Problem requirements: Search the data below for the string "warning". Extract every line that contains it.

Supplied records:
* start *

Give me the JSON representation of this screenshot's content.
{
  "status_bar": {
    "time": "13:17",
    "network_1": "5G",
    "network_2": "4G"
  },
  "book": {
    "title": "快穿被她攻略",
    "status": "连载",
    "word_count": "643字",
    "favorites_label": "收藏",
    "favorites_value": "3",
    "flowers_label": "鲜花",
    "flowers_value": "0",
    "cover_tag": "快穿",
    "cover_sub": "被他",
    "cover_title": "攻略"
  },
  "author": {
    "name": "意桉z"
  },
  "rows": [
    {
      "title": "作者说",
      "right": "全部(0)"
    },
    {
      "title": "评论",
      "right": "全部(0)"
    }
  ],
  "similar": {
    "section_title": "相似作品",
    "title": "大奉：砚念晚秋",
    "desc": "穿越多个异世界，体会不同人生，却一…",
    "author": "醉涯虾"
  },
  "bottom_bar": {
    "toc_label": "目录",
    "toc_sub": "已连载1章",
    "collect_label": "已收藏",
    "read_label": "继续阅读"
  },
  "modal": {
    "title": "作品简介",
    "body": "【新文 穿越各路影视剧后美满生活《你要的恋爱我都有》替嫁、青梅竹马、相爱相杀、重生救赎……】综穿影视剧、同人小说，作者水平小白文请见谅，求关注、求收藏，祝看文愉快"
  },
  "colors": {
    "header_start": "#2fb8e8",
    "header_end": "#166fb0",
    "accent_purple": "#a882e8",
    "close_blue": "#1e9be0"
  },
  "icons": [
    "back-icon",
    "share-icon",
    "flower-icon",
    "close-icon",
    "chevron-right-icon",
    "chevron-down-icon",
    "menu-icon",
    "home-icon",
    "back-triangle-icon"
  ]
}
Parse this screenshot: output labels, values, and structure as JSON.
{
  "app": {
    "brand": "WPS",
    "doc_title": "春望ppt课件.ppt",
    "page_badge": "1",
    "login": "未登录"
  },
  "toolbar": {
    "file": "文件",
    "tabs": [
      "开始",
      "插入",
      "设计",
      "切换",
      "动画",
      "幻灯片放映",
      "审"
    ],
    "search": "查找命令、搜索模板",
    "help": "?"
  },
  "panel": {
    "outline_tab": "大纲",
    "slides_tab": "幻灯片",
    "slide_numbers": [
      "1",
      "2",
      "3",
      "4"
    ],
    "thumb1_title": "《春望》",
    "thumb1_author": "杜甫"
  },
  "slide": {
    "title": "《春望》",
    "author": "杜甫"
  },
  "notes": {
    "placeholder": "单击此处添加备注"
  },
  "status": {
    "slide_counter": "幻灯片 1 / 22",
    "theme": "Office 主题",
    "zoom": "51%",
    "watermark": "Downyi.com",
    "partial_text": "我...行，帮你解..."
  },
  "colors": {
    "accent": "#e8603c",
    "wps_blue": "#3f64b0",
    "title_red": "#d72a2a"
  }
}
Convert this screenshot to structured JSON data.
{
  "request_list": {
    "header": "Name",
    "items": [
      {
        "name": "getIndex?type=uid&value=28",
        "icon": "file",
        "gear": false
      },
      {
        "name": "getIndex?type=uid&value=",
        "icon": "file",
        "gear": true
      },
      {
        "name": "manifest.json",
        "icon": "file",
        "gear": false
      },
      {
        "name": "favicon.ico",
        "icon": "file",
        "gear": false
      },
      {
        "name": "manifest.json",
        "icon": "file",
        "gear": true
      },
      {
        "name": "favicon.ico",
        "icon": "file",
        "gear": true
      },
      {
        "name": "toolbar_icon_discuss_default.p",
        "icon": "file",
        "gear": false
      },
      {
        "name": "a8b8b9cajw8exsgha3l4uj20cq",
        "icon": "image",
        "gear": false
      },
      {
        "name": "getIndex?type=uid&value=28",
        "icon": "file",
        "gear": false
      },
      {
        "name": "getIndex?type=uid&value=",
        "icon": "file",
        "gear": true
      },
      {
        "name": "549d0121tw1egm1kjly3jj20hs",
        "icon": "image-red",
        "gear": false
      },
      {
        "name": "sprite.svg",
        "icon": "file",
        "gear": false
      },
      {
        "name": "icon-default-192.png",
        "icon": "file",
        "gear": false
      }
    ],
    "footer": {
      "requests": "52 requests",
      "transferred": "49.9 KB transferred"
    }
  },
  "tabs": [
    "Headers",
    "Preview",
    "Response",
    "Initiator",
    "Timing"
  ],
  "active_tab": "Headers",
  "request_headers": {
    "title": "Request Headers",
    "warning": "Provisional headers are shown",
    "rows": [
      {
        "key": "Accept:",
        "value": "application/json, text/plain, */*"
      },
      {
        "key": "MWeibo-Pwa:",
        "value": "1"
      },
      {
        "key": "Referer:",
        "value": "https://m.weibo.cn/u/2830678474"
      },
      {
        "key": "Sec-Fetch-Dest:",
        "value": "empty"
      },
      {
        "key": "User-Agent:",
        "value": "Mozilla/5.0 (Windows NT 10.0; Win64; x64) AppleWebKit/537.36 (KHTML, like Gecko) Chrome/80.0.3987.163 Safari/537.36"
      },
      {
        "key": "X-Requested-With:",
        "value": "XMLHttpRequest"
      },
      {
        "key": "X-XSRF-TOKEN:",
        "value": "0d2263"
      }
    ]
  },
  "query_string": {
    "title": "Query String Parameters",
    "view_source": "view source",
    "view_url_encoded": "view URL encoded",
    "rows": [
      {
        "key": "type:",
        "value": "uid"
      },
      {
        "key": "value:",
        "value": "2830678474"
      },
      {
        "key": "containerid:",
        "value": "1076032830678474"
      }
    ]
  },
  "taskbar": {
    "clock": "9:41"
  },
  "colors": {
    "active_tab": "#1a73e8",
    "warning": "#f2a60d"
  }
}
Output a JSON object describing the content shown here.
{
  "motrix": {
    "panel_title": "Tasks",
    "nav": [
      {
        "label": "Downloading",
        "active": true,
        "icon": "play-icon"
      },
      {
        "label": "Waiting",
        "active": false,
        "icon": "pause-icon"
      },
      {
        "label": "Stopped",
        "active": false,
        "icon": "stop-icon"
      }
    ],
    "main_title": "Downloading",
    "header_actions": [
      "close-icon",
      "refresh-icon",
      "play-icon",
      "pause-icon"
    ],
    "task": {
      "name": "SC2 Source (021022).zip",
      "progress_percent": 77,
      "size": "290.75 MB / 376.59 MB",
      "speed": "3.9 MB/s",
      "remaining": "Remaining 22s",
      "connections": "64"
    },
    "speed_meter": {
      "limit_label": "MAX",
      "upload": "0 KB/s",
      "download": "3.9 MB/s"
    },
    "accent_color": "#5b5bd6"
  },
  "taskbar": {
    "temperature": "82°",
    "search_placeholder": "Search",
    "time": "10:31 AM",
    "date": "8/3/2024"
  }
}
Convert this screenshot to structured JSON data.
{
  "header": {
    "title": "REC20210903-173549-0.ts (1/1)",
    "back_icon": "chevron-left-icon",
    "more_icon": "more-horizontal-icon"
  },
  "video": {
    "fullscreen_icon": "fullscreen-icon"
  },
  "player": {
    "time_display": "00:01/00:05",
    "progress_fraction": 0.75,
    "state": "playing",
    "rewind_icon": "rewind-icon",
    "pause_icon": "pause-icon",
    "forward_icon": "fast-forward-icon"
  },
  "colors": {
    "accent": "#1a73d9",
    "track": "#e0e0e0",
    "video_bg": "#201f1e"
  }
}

* end *

Expected answer:
    "warning": "Provisional headers are shown",
    "warning": "#f2a60d"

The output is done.